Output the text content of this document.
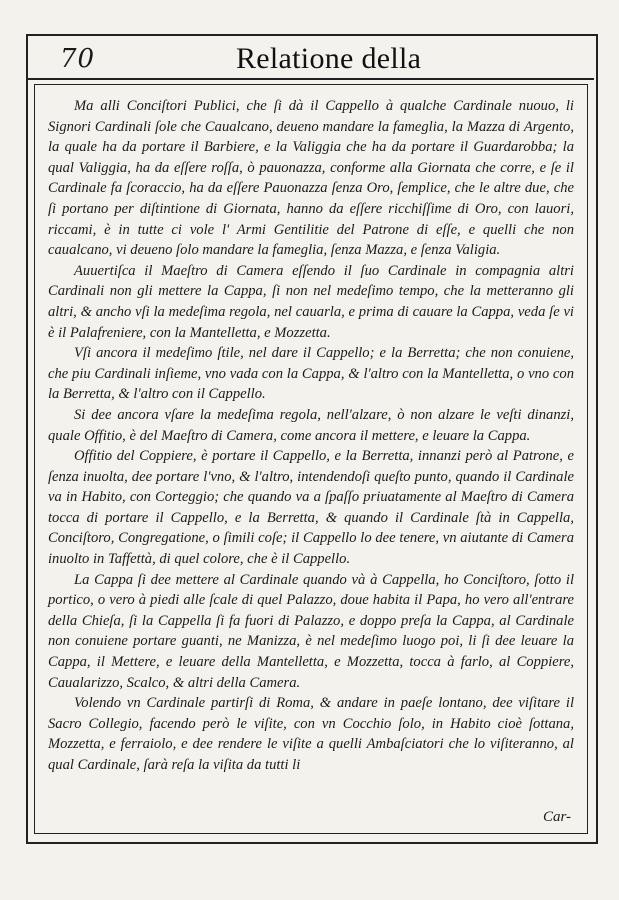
70	Relatione della

Ma alli Conciſtori Publici, che ſi dà il Cappello à qualche Cardinale nuouo, li Signori Cardinali ſole che Caualcano, deueno mandare la fameglia, la Mazza di Argento, la quale ha da portare il Barbiere, e la Valiggia che ha da portare il Guardarobba; la qual Valiggia, ha da eſſere roſſa, ò pauonazza, conforme alla Giornata che corre, e ſe il Cardinale fa ſcoraccio, ha da eſſere Pauonazza ſenza Oro, ſemplice, che le altre due, che ſi portano per diſtintione di Giornata, hanno da eſſere ricchiſſime di Oro, con lauori, riccami, è in tutte ci vole l' Armi Gentilitie del Patrone di eſſe, e quelli che non caualcano, vi deueno ſolo mandare la fameglia, ſenza Mazza, e ſenza Valigia.

Auuertiſca il Maeſtro di Camera eſſendo il ſuo Cardinale in compagnia altri Cardinali non gli mettere la Cappa, ſi non nel medeſimo tempo, che la metteranno gli altri, & ancho vſi la medeſima regola, nel cauarla, e prima di cauare la Cappa, veda ſe vi è il Palafreniere, con la Mantelletta, e Mozzetta.

Vſi ancora il medeſimo ſtile, nel dare il Cappello; e la Berretta; che non conuiene, che piu Cardinali inſieme, vno vada con la Cappa, & l'altro con la Mantelletta, o vno con la Berretta, & l'altro con il Cappello.

Si dee ancora vſare la medeſima regola, nell'alzare, ò non alzare le veſti dinanzi, quale Offitio, è del Maeſtro di Camera, come ancora il mettere, e leuare la Cappa.

Offitio del Coppiere, è portare il Cappello, e la Berretta, innanzi però al Patrone, e ſenza inuolta, dee portare l'vno, & l'altro, intendendoſi queſto punto, quando il Cardinale va in Habito, con Corteggio; che quando va a ſpaſſo priuatamente al Maeſtro di Camera tocca di portare il Cappello, e la Berretta, & quando il Cardinale ſtà in Cappella, Conciſtoro, Congregatione, o ſimili coſe; il Cappello lo dee tenere, vn aiutante di Camera inuolto in Taffettà, di quel colore, che è il Cappello.

La Cappa ſi dee mettere al Cardinale quando và à Cappella, ho Conciſtoro, ſotto il portico, o vero à piedi alle ſcale di quel Palazzo, doue habita il Papa, ho vero all'entrare della Chieſa, ſi la Cappella ſi fa fuori di Palazzo, e doppo preſa la Cappa, al Cardinale non conuiene portare guanti, ne Manizza, è nel medeſimo luogo poi, li ſi dee leuare la Cappa, il Mettere, e leuare della Mantelletta, e Mozzetta, tocca à farlo, al Coppiere, Caualarizzo, Scalco, & altri della Camera.

Volendo vn Cardinale partirſi di Roma, & andare in paeſe lontano, dee viſitare il Sacro Collegio, facendo però le viſite, con vn Cocchio ſolo, in Habito cioè ſottana, Mozzetta, e ferraiolo, e dee rendere le viſite a quelli Ambaſciatori che lo viſiteranno, al qual Cardinale, ſarà reſa la viſita da tutti li

Car-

======

EXERCISE DIRECTIONS |
From the records above, copy every line that holds the word "medeſima".

RESULT |
Auuertiſca il Maeſtro di Camera eſſendo il ſuo Cardinale in compagnia altri Cardinali non gli mettere la Cappa, ſi non nel medeſimo tempo, che la metteranno gli altri, & ancho vſi la medeſima regola, nel cauarla, e prima di cauare la Cappa, veda ſe vi è il Palafreniere, con la Mantelletta, e Mozzetta.
Si dee ancora vſare la medeſima regola, nell'alzare, ò non alzare le veſti dinanzi, quale Offitio, è del Maeſtro di Camera, come ancora il mettere, e leuare la Cappa.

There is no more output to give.